▶ _Aim of the exercise_: Output the full listing word for word.

[Data listing]
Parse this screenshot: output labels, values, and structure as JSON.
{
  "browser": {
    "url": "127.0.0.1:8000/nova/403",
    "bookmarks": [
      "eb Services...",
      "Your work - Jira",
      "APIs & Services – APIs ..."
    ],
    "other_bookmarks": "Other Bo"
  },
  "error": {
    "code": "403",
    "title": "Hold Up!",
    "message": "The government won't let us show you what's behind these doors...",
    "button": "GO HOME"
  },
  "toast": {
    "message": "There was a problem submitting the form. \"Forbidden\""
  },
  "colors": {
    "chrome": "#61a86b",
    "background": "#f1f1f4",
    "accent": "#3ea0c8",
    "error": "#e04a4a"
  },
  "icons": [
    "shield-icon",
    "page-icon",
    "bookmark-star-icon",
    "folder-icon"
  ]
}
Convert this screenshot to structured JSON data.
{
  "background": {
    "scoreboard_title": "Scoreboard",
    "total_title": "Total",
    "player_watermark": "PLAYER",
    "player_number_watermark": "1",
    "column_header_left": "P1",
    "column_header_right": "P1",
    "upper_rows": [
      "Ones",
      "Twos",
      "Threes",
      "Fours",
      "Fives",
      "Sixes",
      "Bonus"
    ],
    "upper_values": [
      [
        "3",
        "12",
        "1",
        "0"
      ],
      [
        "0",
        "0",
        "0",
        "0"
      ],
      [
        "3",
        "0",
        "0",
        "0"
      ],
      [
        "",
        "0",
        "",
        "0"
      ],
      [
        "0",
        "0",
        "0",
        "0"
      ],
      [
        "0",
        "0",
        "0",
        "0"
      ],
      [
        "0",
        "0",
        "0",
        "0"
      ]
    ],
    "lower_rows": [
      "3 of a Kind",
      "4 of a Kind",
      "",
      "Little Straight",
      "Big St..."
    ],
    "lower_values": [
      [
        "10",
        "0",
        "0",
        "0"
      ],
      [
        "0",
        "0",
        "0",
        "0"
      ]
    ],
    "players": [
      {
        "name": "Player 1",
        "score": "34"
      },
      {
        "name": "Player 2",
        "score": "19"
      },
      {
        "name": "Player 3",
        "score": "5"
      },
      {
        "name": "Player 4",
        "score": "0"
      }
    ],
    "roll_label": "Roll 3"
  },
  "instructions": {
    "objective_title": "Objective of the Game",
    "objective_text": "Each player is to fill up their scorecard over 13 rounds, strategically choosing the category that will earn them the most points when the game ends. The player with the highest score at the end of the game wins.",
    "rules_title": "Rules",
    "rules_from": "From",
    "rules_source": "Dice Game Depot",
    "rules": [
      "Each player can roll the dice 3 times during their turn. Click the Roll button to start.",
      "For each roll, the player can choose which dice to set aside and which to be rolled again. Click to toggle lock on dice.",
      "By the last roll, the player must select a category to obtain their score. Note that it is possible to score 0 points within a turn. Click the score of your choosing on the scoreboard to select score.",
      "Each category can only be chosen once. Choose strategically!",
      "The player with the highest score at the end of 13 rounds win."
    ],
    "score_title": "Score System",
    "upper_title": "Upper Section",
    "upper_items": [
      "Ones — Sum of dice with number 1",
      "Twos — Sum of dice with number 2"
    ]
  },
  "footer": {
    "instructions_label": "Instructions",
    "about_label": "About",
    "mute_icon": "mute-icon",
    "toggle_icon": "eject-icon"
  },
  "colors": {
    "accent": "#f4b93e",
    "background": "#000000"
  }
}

▶ _Task output_:
Parse this screenshot: output labels, values, and structure as JSON.
{
  "browser": {
    "url": "127.0.0.1:8000/nova/403",
    "bookmarks": [
      "eb Services...",
      "Your work - Jira",
      "APIs & Services – APIs ..."
    ],
    "other_bookmarks": "Other Bo"
  },
  "error": {
    "code": "403",
    "title": "Hold Up!",
    "message": "The government won't let us show you what's behind these doors...",
    "button": "GO HOME"
  },
  "toast": {
    "message": "There was a problem submitting the form. \"Forbidden\""
  },
  "colors": {
    "chrome": "#61a86b",
    "background": "#f1f1f4",
    "accent": "#3ea0c8",
    "error": "#e04a4a"
  },
  "icons": [
    "shield-icon",
    "page-icon",
    "bookmark-star-icon",
    "folder-icon"
  ]
}
Convert this screenshot to structured JSON data.
{
  "background": {
    "scoreboard_title": "Scoreboard",
    "total_title": "Total",
    "player_watermark": "PLAYER",
    "player_number_watermark": "1",
    "column_header_left": "P1",
    "column_header_right": "P1",
    "upper_rows": [
      "Ones",
      "Twos",
      "Threes",
      "Fours",
      "Fives",
      "Sixes",
      "Bonus"
    ],
    "upper_values": [
      [
        "3",
        "12",
        "1",
        "0"
      ],
      [
        "0",
        "0",
        "0",
        "0"
      ],
      [
        "3",
        "0",
        "0",
        "0"
      ],
      [
        "",
        "0",
        "",
        "0"
      ],
      [
        "0",
        "0",
        "0",
        "0"
      ],
      [
        "0",
        "0",
        "0",
        "0"
      ],
      [
        "0",
        "0",
        "0",
        "0"
      ]
    ],
    "lower_rows": [
      "3 of a Kind",
      "4 of a Kind",
      "",
      "Little Straight",
      "Big St..."
    ],
    "lower_values": [
      [
        "10",
        "0",
        "0",
        "0"
      ],
      [
        "0",
        "0",
        "0",
        "0"
      ]
    ],
    "players": [
      {
        "name": "Player 1",
        "score": "34"
      },
      {
        "name": "Player 2",
        "score": "19"
      },
      {
        "name": "Player 3",
        "score": "5"
      },
      {
        "name": "Player 4",
        "score": "0"
      }
    ],
    "roll_label": "Roll 3"
  },
  "instructions": {
    "objective_title": "Objective of the Game",
    "objective_text": "Each player is to fill up their scorecard over 13 rounds, strategically choosing the category that will earn them the most points when the game ends. The player with the highest score at the end of the game wins.",
    "rules_title": "Rules",
    "rules_from": "From",
    "rules_source": "Dice Game Depot",
    "rules": [
      "Each player can roll the dice 3 times during their turn. Click the Roll button to start.",
      "For each roll, the player can choose which dice to set aside and which to be rolled again. Click to toggle lock on dice.",
      "By the last roll, the player must select a category to obtain their score. Note that it is possible to score 0 points within a turn. Click the score of your choosing on the scoreboard to select score.",
      "Each category can only be chosen once. Choose strategically!",
      "The player with the highest score at the end of 13 rounds win."
    ],
    "score_title": "Score System",
    "upper_title": "Upper Section",
    "upper_items": [
      "Ones — Sum of dice with number 1",
      "Twos — Sum of dice with number 2"
    ]
  },
  "footer": {
    "instructions_label": "Instructions",
    "about_label": "About",
    "mute_icon": "mute-icon",
    "toggle_icon": "eject-icon"
  },
  "colors": {
    "accent": "#f4b93e",
    "background": "#000000"
  }
}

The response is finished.